*Task prompt:* Report each line of the data that has "торговли" somewhere in it.

────────────────

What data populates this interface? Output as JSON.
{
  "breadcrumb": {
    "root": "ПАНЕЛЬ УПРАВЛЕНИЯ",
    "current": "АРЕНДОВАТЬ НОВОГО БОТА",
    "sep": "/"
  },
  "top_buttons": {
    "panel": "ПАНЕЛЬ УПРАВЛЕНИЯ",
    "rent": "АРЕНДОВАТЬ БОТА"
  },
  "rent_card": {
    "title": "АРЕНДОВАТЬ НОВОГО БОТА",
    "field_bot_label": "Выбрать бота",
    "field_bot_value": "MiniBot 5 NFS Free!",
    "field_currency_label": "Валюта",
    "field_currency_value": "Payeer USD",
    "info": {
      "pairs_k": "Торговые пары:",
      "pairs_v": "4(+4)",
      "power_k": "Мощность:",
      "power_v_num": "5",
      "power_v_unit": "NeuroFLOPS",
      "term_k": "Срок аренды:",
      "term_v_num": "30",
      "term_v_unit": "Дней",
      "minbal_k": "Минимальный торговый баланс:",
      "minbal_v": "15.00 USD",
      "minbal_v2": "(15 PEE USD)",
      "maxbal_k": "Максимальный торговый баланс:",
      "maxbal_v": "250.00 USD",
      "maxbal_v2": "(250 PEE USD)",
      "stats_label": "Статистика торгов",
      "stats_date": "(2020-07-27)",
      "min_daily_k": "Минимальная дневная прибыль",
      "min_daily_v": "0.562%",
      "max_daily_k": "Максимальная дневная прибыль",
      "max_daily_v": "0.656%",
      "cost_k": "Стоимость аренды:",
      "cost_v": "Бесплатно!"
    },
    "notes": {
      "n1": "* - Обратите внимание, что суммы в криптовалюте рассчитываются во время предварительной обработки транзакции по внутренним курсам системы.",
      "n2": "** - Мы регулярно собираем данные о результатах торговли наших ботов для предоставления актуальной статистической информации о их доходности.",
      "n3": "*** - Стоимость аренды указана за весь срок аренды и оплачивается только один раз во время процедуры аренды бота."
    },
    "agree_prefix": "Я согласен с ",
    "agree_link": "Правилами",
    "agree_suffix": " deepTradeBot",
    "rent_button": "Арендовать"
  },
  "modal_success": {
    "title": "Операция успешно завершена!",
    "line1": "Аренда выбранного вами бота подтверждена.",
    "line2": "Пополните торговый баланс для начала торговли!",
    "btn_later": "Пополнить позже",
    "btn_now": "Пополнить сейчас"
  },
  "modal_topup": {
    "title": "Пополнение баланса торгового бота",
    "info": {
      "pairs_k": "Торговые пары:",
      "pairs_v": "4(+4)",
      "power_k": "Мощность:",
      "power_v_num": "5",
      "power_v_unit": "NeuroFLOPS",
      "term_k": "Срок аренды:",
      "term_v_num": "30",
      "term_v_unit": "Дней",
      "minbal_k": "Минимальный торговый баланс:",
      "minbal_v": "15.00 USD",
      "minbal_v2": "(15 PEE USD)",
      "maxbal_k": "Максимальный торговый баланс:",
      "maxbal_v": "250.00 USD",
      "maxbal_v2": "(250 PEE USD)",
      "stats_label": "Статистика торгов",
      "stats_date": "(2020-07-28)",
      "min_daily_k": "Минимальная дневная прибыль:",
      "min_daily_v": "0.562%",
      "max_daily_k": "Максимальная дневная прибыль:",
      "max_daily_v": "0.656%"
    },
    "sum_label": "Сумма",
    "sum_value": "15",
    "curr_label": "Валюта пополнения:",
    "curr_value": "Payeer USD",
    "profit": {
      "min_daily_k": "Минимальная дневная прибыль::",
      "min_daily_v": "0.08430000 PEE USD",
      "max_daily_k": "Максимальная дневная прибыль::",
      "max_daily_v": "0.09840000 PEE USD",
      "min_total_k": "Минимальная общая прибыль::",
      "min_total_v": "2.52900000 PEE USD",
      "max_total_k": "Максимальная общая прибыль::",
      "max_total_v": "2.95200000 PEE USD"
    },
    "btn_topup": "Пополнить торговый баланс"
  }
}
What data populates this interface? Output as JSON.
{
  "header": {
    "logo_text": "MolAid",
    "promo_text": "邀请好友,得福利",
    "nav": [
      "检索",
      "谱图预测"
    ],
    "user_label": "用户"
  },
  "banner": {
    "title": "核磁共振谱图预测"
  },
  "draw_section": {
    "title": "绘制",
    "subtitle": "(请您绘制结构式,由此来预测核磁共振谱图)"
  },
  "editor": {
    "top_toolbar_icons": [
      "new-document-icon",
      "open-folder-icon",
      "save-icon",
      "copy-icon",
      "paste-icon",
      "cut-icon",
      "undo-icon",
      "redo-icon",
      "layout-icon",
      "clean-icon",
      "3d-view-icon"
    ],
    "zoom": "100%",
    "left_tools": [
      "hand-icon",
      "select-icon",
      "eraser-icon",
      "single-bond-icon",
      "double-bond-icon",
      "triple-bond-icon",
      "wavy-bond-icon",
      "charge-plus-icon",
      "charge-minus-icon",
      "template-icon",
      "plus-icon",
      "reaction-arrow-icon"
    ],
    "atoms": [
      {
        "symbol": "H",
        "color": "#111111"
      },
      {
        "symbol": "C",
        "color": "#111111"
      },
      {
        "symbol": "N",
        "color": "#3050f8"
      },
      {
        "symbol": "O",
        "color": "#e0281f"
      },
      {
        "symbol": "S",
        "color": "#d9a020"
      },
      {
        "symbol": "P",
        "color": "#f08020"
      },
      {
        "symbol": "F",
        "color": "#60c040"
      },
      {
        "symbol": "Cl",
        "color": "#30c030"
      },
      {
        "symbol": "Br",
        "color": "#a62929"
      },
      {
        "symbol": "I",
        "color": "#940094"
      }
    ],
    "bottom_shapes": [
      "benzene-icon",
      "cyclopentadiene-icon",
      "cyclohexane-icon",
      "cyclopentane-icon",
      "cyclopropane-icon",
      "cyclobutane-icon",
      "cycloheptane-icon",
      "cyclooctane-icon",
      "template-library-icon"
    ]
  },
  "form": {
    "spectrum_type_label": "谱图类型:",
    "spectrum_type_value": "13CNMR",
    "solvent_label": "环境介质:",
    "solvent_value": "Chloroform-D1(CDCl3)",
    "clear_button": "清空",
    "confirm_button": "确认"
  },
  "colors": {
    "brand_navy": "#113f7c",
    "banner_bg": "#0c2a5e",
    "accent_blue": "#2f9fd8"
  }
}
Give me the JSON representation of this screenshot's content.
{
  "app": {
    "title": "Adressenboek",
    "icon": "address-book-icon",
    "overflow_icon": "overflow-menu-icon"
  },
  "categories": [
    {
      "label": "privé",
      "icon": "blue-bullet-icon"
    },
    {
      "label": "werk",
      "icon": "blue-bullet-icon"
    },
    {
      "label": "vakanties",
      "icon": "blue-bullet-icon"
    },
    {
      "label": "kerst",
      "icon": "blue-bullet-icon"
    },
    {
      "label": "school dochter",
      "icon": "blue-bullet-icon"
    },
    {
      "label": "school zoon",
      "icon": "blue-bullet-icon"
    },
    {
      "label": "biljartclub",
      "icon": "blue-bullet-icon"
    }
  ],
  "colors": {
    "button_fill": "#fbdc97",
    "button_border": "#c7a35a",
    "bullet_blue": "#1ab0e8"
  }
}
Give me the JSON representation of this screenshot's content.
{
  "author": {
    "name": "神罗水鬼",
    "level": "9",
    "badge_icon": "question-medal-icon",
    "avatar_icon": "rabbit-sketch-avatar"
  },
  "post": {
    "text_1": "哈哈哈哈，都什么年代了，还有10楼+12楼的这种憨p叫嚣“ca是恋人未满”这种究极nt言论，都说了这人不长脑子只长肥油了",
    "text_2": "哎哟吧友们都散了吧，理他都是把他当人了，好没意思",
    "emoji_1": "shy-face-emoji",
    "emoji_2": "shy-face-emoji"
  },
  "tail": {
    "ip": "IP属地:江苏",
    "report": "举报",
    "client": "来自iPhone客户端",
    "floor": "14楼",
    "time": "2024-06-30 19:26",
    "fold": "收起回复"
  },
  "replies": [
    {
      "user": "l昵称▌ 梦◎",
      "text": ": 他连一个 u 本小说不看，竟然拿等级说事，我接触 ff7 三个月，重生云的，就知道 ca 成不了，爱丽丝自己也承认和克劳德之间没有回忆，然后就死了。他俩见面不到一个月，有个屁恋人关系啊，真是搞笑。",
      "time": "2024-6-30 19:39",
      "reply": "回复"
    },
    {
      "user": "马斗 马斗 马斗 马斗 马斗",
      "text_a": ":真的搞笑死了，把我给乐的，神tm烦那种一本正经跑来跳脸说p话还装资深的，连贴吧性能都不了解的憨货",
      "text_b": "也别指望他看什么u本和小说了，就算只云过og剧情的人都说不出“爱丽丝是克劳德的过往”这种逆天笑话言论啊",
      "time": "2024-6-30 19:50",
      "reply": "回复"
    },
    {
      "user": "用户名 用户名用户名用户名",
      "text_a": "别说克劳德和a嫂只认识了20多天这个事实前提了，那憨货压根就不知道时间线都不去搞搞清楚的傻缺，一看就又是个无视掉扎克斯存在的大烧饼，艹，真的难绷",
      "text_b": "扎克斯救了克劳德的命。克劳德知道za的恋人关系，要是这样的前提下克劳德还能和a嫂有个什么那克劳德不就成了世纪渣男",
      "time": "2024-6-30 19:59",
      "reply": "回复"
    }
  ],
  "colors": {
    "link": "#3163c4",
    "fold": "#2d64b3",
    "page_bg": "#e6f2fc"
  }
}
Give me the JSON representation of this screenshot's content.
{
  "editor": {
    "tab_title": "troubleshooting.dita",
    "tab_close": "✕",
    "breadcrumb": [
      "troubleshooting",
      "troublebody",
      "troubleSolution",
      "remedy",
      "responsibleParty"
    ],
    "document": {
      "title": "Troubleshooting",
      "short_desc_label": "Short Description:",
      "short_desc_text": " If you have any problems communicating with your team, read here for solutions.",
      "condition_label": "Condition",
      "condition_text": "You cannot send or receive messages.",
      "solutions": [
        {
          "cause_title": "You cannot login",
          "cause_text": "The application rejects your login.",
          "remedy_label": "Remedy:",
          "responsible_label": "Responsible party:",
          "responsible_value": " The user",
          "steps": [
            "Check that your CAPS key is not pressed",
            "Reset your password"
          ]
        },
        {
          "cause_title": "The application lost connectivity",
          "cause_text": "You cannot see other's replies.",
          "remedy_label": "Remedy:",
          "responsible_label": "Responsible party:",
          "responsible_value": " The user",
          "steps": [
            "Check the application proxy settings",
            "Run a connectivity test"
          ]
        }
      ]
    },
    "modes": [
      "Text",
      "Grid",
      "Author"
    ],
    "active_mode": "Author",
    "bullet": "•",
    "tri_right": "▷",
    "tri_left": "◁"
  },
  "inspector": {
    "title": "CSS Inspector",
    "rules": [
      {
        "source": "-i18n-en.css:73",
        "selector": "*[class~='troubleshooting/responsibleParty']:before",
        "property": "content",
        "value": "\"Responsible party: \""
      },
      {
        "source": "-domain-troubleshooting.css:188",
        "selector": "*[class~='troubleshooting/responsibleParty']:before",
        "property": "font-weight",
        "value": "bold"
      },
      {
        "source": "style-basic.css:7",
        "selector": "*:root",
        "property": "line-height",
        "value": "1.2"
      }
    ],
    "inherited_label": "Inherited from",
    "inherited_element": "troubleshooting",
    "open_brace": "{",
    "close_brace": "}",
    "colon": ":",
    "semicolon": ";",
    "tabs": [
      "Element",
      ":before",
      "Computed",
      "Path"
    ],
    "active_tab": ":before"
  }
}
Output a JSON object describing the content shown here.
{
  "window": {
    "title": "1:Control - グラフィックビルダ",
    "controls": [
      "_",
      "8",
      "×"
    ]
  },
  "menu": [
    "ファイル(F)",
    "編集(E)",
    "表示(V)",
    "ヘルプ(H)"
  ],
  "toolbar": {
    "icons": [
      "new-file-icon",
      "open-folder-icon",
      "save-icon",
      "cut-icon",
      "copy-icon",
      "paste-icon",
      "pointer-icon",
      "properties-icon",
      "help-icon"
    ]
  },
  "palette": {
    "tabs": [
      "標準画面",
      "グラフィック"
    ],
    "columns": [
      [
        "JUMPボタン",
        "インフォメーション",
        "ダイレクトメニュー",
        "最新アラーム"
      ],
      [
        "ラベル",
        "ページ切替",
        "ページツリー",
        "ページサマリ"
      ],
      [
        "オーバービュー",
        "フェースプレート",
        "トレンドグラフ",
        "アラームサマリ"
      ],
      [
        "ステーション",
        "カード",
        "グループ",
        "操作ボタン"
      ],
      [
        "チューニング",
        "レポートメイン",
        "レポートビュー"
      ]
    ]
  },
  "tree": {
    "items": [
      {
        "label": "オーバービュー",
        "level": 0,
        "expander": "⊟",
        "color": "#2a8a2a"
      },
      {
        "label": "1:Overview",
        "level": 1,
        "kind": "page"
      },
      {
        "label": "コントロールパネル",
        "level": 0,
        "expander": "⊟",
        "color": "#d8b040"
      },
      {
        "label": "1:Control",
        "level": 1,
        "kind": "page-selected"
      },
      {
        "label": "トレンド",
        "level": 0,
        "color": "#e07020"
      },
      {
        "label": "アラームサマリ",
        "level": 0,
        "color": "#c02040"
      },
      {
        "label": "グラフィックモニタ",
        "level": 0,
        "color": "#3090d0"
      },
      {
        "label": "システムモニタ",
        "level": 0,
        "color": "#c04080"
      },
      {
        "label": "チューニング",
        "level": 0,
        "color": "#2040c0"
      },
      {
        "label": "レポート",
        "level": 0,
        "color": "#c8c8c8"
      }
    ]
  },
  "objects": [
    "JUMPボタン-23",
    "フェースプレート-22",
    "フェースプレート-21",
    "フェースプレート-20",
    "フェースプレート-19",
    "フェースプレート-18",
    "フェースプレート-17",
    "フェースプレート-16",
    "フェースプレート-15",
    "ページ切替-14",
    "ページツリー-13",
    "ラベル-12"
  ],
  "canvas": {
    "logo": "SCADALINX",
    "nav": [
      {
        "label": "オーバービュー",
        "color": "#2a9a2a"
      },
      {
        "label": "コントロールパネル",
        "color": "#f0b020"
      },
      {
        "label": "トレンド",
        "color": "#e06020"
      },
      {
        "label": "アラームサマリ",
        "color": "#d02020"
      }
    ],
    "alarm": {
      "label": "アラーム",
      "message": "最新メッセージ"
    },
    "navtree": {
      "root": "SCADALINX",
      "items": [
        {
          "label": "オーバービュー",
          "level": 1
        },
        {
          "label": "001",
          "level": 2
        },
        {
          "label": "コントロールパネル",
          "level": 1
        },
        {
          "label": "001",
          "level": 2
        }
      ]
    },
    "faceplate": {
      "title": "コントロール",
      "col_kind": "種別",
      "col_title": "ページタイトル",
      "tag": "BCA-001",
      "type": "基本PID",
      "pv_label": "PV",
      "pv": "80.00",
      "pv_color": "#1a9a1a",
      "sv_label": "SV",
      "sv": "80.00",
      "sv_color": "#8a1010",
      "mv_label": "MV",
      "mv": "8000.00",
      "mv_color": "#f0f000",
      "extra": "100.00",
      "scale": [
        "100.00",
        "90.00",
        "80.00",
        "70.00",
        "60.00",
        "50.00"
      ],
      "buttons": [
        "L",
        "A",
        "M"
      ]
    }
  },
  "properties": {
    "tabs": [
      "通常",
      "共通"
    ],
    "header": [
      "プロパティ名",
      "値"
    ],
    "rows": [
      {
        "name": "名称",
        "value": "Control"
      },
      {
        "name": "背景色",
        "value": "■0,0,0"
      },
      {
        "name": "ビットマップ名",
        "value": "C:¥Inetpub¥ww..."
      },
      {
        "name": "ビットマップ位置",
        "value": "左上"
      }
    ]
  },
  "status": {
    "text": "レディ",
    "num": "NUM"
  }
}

────────────────

*Answer below:*
      "n2": "** - Мы регулярно собираем данные о результатах торговли наших ботов для предоставления актуальной статистической информации о их доходности.",
    "line2": "Пополните торговый баланс для начала торговли!",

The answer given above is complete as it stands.